WHAT THE EXERCISE ASKS: Extract, from the records beneath this instruction, each line that contains the word "agency".
── DATA FOR PROCESSING
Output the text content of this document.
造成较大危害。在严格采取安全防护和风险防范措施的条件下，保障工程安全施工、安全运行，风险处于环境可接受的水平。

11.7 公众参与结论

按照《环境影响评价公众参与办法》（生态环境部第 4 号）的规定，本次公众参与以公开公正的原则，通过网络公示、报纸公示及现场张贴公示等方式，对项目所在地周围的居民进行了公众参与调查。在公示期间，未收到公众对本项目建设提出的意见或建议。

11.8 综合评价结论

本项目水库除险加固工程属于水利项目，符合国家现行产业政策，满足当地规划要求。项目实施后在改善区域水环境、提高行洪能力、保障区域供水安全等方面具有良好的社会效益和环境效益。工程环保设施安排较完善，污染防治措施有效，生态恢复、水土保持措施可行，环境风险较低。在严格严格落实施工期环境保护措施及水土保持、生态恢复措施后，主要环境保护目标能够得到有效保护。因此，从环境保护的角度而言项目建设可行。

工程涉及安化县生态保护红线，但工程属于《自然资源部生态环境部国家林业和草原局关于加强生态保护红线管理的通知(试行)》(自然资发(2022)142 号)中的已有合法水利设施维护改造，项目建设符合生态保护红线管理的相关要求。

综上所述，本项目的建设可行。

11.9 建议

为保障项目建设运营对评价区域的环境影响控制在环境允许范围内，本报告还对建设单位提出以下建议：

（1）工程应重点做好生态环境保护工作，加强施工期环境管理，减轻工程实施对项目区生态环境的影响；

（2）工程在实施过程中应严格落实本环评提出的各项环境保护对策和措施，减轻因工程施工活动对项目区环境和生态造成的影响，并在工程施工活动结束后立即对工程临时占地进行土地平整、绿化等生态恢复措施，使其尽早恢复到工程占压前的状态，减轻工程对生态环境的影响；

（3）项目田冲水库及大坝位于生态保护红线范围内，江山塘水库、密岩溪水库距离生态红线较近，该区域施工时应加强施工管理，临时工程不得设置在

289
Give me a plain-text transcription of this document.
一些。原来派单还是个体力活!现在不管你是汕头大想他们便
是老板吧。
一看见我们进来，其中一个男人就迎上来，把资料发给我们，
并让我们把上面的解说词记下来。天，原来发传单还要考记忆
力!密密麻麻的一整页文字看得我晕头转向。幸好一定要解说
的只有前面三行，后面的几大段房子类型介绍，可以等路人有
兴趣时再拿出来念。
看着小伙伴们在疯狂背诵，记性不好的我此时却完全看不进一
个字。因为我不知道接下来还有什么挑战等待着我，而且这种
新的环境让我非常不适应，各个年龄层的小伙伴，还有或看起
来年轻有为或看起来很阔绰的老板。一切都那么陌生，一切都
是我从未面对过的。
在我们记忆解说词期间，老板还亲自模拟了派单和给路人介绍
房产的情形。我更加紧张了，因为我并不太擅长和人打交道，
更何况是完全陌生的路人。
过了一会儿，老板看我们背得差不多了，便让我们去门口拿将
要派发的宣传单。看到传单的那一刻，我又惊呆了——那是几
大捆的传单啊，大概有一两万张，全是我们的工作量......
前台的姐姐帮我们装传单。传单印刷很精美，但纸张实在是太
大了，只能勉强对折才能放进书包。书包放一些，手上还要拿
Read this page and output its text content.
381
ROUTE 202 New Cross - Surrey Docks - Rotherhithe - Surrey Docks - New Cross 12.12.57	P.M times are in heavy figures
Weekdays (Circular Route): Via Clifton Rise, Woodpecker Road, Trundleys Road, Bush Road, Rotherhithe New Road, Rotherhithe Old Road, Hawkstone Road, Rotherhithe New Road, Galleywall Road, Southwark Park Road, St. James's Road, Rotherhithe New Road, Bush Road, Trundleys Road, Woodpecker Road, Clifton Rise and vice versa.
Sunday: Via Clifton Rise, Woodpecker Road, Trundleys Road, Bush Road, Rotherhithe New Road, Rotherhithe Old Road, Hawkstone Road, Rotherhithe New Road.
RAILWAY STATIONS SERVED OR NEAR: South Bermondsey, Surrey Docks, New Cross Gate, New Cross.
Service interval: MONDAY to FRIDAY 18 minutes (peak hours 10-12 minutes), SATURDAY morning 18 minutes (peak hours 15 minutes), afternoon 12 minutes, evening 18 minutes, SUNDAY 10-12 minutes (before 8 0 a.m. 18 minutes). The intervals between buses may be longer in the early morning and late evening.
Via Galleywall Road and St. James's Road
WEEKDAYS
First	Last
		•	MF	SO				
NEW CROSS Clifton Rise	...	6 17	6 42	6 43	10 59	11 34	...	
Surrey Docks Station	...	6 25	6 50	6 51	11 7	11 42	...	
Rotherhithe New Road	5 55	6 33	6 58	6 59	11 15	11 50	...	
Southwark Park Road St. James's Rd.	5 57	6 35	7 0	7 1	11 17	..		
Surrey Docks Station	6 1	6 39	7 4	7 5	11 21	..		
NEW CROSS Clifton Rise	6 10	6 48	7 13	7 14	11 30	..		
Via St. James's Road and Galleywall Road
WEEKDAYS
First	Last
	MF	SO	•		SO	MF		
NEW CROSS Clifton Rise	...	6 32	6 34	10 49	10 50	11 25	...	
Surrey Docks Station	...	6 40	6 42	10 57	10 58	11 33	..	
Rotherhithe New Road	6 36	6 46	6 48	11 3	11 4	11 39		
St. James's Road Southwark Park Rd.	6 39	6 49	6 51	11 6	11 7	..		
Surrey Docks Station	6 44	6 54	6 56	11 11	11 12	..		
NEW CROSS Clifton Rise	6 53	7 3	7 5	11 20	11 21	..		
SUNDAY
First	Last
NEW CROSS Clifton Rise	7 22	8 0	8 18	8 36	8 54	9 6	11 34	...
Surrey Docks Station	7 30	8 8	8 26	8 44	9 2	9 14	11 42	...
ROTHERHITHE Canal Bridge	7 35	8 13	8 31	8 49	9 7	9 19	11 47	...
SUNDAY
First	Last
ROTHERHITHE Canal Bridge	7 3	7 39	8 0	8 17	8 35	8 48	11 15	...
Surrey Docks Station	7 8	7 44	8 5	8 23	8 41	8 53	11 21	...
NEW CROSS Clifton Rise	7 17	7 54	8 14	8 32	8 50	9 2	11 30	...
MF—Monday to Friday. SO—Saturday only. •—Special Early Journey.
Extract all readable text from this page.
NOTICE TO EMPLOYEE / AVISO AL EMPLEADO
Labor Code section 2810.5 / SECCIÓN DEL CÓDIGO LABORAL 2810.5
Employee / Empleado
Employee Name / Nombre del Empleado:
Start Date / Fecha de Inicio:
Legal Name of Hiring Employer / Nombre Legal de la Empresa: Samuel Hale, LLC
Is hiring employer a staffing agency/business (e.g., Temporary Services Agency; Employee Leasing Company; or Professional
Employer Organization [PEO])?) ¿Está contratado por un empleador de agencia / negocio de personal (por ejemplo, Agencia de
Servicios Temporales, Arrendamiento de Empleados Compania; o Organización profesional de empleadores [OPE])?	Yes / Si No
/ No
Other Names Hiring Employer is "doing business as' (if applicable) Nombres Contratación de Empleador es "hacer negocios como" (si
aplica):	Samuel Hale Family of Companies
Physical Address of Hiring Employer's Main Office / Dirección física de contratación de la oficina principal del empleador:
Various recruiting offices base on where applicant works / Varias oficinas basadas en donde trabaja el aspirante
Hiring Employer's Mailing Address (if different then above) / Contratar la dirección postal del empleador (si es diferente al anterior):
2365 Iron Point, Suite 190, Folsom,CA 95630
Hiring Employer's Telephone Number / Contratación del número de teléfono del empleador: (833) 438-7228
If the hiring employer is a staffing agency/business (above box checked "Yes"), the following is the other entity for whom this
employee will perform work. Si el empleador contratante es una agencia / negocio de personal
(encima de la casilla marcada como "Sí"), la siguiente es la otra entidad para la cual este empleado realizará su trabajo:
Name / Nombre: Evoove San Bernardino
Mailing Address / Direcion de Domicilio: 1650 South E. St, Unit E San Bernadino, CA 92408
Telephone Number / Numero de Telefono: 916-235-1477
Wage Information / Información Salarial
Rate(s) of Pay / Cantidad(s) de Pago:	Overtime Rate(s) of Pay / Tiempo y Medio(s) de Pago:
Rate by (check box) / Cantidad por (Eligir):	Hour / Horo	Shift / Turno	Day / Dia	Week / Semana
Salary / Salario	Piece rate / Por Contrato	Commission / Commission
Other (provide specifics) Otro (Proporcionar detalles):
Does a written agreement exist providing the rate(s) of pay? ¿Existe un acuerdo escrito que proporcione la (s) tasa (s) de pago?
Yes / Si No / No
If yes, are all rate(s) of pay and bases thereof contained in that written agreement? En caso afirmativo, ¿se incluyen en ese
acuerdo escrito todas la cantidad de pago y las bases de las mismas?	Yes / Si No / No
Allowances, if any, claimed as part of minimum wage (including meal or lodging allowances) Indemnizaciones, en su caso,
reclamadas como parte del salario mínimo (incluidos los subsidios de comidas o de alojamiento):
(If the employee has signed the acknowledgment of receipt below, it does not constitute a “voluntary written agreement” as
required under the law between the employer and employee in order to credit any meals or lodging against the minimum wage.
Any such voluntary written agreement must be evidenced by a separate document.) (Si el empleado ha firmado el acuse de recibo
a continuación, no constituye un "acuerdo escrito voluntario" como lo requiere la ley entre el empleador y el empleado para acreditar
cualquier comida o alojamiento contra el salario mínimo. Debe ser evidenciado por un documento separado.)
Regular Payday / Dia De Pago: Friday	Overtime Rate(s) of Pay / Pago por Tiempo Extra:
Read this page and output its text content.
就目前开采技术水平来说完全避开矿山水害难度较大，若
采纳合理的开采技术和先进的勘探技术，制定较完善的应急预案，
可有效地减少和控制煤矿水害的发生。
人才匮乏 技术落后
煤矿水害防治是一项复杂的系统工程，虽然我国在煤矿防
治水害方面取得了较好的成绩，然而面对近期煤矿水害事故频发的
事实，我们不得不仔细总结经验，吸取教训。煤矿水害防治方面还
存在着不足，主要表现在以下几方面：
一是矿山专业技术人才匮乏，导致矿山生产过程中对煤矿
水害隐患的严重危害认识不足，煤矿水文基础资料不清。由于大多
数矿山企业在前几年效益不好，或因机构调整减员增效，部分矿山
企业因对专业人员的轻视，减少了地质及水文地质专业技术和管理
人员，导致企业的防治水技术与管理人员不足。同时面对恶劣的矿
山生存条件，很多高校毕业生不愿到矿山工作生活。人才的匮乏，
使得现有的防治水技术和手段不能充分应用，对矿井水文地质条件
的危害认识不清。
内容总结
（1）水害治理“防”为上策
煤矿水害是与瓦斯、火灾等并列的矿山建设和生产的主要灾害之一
────
RESULT BELOW:
Is hiring employer a staffing agency/business (e.g., Temporary Services Agency; Employee Leasing Company; or Professional
If the hiring employer is a staffing agency/business (above box checked "Yes"), the following is the other entity for whom this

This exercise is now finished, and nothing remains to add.